Begin

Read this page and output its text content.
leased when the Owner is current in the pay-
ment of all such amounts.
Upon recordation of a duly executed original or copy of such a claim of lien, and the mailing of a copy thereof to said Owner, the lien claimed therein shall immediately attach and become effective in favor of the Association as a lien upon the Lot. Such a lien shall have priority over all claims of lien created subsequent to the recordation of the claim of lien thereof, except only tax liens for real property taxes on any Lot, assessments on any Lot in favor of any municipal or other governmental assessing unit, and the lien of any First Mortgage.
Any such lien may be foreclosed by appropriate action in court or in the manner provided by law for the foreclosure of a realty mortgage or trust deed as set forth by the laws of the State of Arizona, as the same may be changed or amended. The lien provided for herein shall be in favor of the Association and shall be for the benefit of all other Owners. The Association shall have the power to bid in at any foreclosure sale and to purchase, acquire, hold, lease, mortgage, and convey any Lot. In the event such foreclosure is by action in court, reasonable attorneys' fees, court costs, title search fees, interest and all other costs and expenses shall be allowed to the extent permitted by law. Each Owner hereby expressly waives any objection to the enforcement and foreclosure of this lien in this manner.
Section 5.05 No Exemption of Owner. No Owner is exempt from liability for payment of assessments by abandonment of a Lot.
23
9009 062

End
Begin

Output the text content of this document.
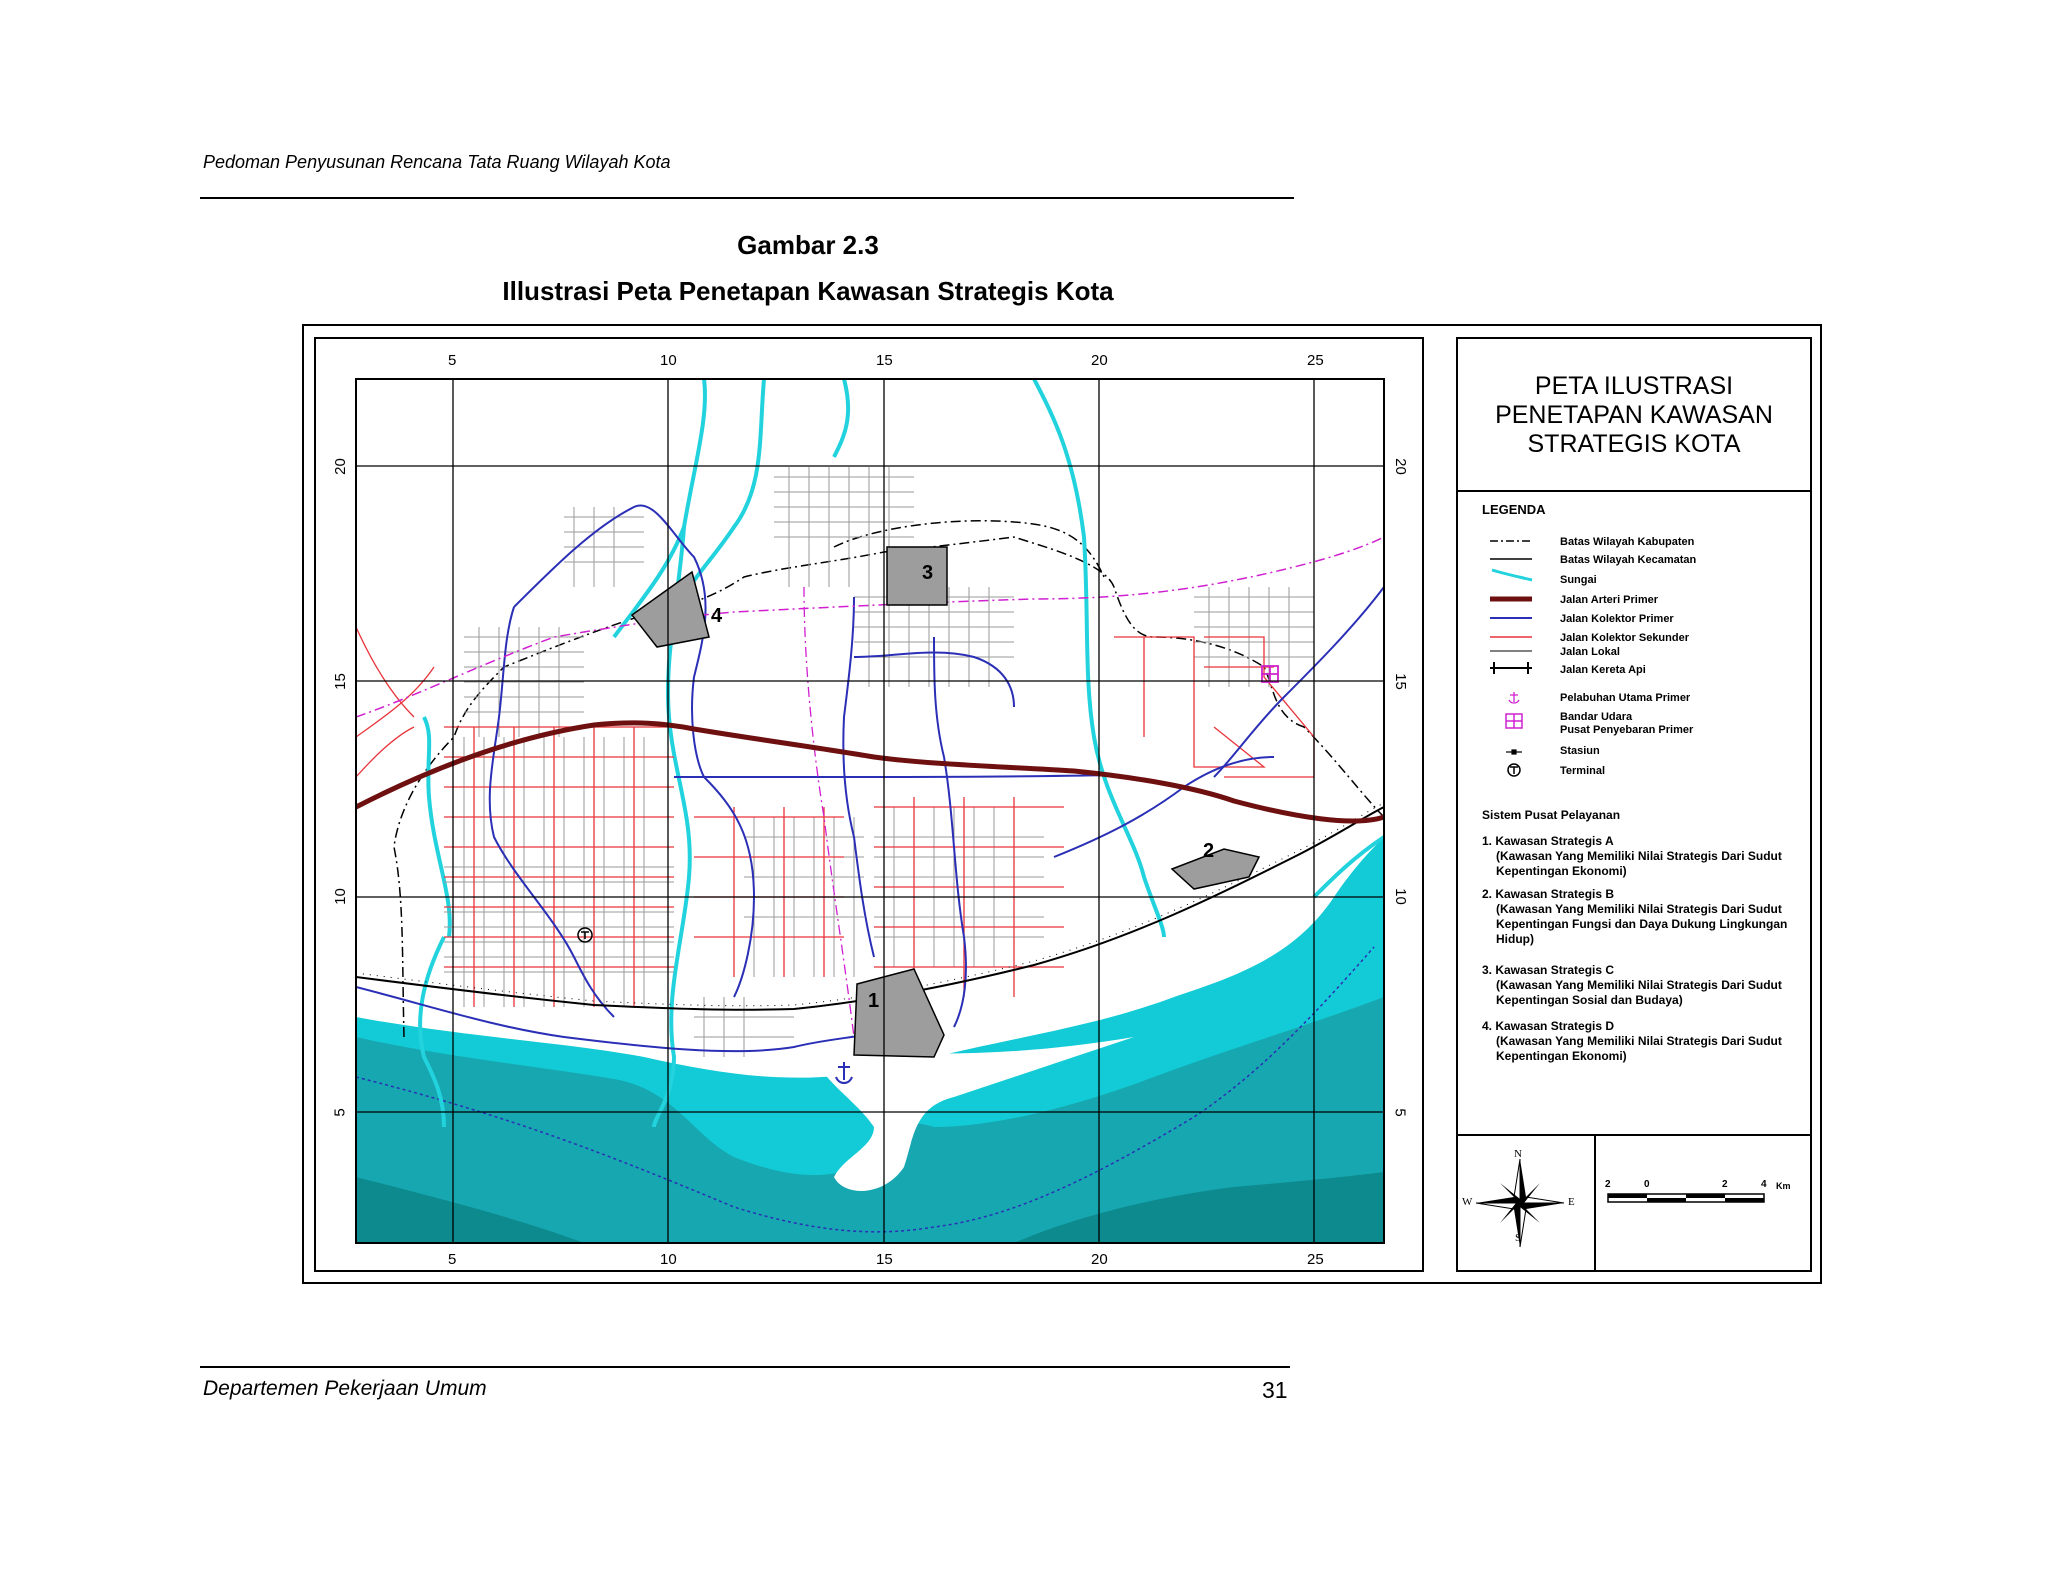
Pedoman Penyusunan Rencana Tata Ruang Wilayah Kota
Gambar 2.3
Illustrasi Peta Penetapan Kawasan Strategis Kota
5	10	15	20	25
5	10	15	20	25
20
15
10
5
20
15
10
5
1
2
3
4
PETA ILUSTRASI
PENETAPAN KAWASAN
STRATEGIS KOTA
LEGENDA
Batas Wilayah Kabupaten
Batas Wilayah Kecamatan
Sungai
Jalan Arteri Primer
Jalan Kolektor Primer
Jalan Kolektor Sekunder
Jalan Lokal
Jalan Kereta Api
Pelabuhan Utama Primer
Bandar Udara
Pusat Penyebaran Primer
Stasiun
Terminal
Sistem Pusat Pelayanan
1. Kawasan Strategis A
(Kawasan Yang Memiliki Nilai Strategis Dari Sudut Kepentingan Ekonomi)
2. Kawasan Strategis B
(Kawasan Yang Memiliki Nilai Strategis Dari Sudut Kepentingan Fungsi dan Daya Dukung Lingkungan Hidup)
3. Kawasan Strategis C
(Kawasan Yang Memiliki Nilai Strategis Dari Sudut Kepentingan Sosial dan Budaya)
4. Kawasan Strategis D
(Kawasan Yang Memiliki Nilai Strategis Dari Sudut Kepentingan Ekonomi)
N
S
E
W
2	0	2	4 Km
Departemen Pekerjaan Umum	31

End

To be done:
Gather every line from the entries above where the word "Pusat" appears, and copy them.

Full solution:
Pusat Penyebaran Primer
Sistem Pusat Pelayanan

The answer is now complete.